[Records]
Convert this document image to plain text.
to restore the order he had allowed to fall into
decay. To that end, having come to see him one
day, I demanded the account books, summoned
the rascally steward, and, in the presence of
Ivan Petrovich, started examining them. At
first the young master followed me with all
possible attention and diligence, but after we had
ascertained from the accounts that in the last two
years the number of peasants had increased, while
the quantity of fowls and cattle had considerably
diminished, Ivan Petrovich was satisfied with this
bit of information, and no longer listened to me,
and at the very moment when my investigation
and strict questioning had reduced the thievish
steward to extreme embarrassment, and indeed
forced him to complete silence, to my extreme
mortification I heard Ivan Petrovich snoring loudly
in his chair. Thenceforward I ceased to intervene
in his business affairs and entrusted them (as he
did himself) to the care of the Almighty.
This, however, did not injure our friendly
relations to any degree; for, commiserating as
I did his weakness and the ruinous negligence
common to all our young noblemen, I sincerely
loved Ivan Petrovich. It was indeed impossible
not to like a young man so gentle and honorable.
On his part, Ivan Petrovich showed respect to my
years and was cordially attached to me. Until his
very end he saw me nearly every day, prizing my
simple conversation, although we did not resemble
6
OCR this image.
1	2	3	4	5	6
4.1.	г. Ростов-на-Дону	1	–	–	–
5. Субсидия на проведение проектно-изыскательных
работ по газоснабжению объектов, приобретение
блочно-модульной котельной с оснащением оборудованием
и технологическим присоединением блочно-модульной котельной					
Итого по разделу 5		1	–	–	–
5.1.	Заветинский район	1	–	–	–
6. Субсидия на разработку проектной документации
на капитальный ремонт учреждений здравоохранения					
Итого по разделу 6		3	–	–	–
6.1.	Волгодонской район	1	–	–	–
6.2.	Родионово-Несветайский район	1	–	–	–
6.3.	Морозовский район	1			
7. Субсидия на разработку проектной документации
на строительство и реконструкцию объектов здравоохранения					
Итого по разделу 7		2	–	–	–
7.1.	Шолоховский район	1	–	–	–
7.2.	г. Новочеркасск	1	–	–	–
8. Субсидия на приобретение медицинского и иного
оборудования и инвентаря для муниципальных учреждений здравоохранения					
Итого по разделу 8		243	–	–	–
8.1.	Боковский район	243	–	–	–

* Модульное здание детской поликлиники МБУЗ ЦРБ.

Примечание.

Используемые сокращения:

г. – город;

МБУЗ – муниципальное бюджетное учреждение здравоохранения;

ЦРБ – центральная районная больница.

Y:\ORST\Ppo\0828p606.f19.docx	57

- _Short problem_: Nothing in the listing may be changed; retype it all exactly.

- _Answer to this exercise_:
Convert this document image to plain text.
to restore the order he had allowed to fall into
decay. To that end, having come to see him one
day, I demanded the account books, summoned
the rascally steward, and, in the presence of
Ivan Petrovich, started examining them. At
first the young master followed me with all
possible attention and diligence, but after we had
ascertained from the accounts that in the last two
years the number of peasants had increased, while
the quantity of fowls and cattle had considerably
diminished, Ivan Petrovich was satisfied with this
bit of information, and no longer listened to me,
and at the very moment when my investigation
and strict questioning had reduced the thievish
steward to extreme embarrassment, and indeed
forced him to complete silence, to my extreme
mortification I heard Ivan Petrovich snoring loudly
in his chair. Thenceforward I ceased to intervene
in his business affairs and entrusted them (as he
did himself) to the care of the Almighty.
This, however, did not injure our friendly
relations to any degree; for, commiserating as
I did his weakness and the ruinous negligence
common to all our young noblemen, I sincerely
loved Ivan Petrovich. It was indeed impossible
not to like a young man so gentle and honorable.
On his part, Ivan Petrovich showed respect to my
years and was cordially attached to me. Until his
very end he saw me nearly every day, prizing my
simple conversation, although we did not resemble
6
OCR this image.
1	2	3	4	5	6
4.1.	г. Ростов-на-Дону	1	–	–	–
5. Субсидия на проведение проектно-изыскательных
работ по газоснабжению объектов, приобретение
блочно-модульной котельной с оснащением оборудованием
и технологическим присоединением блочно-модульной котельной					
Итого по разделу 5		1	–	–	–
5.1.	Заветинский район	1	–	–	–
6. Субсидия на разработку проектной документации
на капитальный ремонт учреждений здравоохранения					
Итого по разделу 6		3	–	–	–
6.1.	Волгодонской район	1	–	–	–
6.2.	Родионово-Несветайский район	1	–	–	–
6.3.	Морозовский район	1			
7. Субсидия на разработку проектной документации
на строительство и реконструкцию объектов здравоохранения					
Итого по разделу 7		2	–	–	–
7.1.	Шолоховский район	1	–	–	–
7.2.	г. Новочеркасск	1	–	–	–
8. Субсидия на приобретение медицинского и иного
оборудования и инвентаря для муниципальных учреждений здравоохранения					
Итого по разделу 8		243	–	–	–
8.1.	Боковский район	243	–	–	–

* Модульное здание детской поликлиники МБУЗ ЦРБ.

Примечание.

Используемые сокращения:

г. – город;

МБУЗ – муниципальное бюджетное учреждение здравоохранения;

ЦРБ – центральная районная больница.

Y:\ORST\Ppo\0828p606.f19.docx	57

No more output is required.